▸ EXERCISE DIRECTIONS:
Locate and copy all lines bearing the word "object".

Source data
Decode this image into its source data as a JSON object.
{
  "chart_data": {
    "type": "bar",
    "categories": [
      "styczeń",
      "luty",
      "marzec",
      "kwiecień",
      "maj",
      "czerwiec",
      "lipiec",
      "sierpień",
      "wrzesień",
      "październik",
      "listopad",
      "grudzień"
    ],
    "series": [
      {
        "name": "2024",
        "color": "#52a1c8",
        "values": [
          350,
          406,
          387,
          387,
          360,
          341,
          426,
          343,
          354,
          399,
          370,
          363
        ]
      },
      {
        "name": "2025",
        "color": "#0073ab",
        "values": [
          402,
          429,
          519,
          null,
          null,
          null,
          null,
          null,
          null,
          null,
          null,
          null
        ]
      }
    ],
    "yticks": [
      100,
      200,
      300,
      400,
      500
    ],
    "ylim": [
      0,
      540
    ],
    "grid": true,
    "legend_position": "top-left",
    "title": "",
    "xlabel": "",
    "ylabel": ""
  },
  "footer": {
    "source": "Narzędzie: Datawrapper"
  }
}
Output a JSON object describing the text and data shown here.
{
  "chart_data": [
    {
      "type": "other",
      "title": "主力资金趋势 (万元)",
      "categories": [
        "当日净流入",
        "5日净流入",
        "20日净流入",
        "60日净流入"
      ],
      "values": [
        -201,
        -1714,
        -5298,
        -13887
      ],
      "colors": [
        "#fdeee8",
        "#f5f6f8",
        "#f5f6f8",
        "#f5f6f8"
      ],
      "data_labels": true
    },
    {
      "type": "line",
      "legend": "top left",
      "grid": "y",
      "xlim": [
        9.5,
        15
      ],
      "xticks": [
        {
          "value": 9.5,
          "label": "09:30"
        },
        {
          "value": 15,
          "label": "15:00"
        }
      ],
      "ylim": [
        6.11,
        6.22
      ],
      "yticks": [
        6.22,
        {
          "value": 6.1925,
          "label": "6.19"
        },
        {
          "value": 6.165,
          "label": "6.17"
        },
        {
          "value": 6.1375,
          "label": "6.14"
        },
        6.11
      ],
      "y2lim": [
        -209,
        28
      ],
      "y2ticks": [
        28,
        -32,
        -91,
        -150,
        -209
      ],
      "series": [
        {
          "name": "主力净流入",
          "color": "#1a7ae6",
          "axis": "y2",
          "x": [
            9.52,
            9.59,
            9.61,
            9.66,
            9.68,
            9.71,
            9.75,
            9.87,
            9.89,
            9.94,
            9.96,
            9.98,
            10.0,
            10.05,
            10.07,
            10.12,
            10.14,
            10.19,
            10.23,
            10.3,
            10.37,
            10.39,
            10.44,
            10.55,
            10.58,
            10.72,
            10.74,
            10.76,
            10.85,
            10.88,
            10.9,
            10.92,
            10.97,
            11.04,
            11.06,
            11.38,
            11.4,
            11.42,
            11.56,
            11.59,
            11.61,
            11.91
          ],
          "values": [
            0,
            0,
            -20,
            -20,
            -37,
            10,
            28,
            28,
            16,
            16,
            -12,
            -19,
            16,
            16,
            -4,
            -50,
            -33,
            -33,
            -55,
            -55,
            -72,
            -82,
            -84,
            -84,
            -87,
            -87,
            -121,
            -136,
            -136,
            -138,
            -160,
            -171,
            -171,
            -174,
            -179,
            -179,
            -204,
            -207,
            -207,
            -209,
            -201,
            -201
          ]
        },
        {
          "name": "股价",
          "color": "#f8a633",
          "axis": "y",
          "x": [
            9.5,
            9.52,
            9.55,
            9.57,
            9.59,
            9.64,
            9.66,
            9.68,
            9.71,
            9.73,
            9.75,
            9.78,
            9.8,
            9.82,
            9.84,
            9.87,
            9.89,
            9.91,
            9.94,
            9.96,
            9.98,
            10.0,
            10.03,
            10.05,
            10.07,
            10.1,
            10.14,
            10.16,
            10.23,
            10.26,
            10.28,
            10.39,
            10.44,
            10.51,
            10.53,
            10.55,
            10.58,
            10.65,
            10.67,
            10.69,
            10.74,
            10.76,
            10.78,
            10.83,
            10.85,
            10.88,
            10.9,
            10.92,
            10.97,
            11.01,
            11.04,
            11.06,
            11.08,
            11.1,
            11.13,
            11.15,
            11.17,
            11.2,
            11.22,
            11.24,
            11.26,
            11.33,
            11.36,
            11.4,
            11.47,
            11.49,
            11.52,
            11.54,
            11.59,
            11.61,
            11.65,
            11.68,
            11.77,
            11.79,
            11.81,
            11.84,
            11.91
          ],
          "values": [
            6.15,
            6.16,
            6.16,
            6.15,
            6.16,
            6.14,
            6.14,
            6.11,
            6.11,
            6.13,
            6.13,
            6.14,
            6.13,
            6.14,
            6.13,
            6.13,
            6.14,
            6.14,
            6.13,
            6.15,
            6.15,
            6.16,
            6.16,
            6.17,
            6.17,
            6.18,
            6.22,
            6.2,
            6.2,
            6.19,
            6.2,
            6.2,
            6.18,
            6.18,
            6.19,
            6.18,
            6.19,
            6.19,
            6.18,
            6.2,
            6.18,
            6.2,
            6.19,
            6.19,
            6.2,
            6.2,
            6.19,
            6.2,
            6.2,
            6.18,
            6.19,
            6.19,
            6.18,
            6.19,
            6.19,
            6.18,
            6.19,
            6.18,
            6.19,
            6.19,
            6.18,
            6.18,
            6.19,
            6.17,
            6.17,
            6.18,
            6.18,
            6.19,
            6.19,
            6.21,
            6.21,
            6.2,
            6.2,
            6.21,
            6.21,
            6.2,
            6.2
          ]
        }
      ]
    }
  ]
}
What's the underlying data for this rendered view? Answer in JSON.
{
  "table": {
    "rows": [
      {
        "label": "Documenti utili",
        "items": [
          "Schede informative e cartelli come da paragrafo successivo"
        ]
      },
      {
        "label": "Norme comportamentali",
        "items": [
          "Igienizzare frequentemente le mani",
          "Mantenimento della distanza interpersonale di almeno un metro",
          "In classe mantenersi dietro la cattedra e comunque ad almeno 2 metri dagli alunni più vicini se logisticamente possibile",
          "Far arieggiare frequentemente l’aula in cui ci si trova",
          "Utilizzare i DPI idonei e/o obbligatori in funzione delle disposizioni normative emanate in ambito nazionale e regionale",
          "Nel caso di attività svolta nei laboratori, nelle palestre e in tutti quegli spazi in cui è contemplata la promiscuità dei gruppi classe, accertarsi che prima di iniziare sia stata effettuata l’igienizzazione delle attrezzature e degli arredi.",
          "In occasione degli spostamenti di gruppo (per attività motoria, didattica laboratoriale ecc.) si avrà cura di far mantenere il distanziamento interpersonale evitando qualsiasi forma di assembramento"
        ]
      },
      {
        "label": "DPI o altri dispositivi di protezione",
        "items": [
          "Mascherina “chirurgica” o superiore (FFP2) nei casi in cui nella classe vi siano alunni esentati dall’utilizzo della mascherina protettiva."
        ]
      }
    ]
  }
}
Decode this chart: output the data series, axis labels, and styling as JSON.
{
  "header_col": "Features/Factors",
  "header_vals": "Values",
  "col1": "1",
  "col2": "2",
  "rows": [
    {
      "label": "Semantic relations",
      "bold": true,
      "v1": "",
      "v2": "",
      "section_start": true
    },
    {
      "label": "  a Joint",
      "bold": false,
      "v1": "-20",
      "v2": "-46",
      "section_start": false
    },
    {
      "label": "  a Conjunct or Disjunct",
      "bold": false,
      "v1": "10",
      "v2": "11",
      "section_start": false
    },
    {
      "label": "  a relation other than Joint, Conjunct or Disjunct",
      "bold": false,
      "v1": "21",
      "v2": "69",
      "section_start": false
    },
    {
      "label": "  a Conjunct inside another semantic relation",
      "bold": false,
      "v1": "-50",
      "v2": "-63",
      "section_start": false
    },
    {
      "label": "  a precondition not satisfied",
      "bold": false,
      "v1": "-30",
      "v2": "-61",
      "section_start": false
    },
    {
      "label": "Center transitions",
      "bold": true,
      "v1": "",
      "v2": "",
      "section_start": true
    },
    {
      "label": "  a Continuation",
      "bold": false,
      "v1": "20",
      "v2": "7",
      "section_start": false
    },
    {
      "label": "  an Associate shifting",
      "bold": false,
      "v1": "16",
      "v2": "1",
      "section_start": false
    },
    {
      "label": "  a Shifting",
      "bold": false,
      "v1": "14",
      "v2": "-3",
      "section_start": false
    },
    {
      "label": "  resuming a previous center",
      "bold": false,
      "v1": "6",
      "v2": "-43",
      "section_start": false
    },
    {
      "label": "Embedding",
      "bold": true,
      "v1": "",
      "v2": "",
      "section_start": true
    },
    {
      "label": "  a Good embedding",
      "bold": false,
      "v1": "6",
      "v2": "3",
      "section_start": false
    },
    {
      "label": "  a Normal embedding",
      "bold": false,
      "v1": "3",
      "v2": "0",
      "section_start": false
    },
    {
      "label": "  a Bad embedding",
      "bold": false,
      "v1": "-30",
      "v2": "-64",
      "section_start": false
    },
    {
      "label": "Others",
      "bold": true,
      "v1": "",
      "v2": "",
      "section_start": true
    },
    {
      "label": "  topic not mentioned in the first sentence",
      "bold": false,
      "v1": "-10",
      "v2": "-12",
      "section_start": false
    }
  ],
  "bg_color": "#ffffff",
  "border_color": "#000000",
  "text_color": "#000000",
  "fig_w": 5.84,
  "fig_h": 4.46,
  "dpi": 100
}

▸ ANSWER TO THIS PROBLEM:
Decode this image into its source data as a JSON object.
Output a JSON object describing the text and data shown here.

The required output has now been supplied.